◆ **TASK REQUIREMENTS**
Put the rows below, from the first line through the line containing "edge-label-jose-intermediacion: Adm. Unico", into a JSON list of strings with one string per line, leaving out blank lines.

::::::::::

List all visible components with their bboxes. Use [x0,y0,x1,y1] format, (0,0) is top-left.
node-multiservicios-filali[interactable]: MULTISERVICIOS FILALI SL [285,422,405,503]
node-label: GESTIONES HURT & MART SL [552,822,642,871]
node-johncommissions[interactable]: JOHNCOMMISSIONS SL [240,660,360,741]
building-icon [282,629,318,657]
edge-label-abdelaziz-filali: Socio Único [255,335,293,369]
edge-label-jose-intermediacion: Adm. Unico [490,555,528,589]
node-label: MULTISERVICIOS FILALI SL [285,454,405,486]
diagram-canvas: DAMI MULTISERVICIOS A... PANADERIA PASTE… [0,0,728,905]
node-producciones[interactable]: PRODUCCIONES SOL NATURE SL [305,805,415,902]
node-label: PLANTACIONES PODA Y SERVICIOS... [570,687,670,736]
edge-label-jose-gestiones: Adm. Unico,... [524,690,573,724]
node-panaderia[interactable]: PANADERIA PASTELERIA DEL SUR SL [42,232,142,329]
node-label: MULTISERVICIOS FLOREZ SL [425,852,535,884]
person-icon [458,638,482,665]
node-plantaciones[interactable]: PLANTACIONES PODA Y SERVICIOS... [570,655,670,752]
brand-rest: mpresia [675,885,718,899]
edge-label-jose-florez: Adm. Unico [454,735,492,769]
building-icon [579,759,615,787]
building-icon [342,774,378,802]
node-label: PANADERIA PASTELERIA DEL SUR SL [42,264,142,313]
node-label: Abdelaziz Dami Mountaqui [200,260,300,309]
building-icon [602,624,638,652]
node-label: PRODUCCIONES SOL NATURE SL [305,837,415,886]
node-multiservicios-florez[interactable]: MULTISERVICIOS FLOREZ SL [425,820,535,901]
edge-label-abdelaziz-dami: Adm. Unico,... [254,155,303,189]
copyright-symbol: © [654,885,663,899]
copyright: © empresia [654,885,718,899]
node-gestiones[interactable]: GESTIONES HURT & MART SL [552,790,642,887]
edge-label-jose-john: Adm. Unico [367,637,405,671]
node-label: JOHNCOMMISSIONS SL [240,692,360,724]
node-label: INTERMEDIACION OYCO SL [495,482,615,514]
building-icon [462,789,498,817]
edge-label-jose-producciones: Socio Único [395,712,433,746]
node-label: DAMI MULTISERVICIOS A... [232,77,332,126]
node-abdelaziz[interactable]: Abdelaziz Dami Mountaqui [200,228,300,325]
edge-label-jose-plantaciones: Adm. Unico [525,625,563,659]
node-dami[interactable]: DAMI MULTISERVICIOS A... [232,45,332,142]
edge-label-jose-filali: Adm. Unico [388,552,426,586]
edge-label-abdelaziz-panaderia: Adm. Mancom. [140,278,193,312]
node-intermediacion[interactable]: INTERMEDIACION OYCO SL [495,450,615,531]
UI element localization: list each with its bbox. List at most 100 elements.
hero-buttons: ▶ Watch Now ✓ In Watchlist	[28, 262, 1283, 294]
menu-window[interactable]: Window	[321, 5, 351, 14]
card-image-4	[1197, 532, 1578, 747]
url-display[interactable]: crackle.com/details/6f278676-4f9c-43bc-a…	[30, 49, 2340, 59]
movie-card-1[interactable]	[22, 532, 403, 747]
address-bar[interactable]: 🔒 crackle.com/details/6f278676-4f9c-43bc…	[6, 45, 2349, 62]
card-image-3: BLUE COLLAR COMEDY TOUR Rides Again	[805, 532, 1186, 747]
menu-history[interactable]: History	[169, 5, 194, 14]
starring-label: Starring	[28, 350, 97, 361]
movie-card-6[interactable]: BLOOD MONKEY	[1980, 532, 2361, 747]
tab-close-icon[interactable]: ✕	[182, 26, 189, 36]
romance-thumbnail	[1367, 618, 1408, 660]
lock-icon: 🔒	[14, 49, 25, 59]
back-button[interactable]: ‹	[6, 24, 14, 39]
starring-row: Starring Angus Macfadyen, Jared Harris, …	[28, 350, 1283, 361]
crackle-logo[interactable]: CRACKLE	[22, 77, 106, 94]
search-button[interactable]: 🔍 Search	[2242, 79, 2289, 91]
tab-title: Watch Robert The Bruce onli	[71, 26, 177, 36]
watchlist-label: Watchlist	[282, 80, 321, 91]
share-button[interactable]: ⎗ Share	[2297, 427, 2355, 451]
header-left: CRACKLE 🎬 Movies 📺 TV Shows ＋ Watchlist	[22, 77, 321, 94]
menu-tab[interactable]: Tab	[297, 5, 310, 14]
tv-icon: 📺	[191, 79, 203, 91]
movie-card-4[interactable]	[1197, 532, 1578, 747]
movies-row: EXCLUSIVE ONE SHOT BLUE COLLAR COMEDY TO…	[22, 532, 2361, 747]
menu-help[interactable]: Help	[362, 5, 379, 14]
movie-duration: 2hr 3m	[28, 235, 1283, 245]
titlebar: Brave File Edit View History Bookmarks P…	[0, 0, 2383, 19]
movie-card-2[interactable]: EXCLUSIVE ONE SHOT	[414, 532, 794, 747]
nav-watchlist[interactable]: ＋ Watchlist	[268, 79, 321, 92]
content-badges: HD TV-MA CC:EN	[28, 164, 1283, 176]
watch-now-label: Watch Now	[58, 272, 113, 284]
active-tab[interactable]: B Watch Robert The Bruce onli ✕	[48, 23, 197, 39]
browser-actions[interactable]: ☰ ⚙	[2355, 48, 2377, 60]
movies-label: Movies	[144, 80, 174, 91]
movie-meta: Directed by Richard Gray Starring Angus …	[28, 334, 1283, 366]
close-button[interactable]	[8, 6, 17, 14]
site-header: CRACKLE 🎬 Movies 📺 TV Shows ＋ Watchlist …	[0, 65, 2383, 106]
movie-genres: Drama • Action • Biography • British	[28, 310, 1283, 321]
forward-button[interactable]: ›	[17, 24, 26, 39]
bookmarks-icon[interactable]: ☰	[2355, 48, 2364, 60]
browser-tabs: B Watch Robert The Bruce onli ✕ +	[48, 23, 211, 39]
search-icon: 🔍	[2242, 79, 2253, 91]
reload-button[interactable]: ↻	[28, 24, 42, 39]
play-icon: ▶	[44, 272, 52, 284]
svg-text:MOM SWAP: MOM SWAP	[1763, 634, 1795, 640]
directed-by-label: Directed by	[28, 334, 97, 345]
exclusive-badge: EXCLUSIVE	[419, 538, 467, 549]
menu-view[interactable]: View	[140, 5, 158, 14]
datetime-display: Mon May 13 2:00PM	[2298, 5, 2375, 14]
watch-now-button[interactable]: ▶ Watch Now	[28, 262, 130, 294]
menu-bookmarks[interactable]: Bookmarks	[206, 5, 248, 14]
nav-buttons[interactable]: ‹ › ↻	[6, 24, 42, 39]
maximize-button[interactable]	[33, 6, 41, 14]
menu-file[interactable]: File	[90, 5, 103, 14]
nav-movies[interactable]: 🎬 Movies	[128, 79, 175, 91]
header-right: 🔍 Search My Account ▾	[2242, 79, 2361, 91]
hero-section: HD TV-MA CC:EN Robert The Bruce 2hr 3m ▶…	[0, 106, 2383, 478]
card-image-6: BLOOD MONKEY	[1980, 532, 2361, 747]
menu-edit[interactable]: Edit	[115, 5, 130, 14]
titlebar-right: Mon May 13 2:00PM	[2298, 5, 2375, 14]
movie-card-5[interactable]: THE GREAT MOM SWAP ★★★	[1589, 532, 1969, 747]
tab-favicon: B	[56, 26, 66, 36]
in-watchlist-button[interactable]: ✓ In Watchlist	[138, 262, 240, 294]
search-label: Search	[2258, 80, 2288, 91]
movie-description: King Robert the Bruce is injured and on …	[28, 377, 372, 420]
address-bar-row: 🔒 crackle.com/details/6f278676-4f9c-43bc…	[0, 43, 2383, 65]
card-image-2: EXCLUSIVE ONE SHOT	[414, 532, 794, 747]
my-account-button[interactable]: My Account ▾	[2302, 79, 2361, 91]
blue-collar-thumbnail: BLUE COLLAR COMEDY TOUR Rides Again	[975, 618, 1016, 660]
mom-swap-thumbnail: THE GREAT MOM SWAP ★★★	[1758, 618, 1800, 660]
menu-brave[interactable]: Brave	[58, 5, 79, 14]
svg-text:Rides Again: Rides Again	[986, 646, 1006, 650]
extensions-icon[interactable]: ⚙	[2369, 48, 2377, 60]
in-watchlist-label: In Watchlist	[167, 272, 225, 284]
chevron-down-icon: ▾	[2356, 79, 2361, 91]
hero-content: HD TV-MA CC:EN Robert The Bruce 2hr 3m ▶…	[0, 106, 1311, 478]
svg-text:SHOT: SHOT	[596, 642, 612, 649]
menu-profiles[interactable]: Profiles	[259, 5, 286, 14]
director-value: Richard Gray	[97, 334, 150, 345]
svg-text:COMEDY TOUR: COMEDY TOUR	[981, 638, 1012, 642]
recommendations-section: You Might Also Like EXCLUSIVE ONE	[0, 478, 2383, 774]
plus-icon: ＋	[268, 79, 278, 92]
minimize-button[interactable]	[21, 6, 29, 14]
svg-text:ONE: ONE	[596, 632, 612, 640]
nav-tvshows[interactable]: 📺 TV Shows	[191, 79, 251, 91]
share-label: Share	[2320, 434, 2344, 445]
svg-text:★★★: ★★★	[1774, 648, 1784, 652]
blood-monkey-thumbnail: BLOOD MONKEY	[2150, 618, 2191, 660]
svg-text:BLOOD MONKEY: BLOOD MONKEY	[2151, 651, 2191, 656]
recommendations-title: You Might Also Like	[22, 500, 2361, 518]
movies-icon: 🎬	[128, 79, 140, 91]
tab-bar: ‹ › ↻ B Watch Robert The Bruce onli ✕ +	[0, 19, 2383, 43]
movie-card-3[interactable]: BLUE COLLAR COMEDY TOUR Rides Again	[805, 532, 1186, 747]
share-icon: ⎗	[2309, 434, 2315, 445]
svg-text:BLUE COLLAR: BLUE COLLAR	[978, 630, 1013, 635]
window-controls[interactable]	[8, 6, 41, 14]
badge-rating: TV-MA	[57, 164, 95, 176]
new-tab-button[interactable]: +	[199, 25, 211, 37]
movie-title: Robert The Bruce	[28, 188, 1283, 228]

::::::::::

◆ **RESPONSE TO THE TASK**
[
  "List all visible components with their bboxes. Use [x0,y0,x1,y1] format, (0,0) is top-left.",
  "node-multiservicios-filali[interactable]: MULTISERVICIOS FILALI SL [285,422,405,503]",
  "node-label: GESTIONES HURT & MART SL [552,822,642,871]",
  "node-johncommissions[interactable]: JOHNCOMMISSIONS SL [240,660,360,741]",
  "building-icon [282,629,318,657]",
  "edge-label-abdelaziz-filali: Socio Único [255,335,293,369]",
  "edge-label-jose-intermediacion: Adm. Unico [490,555,528,589]"
]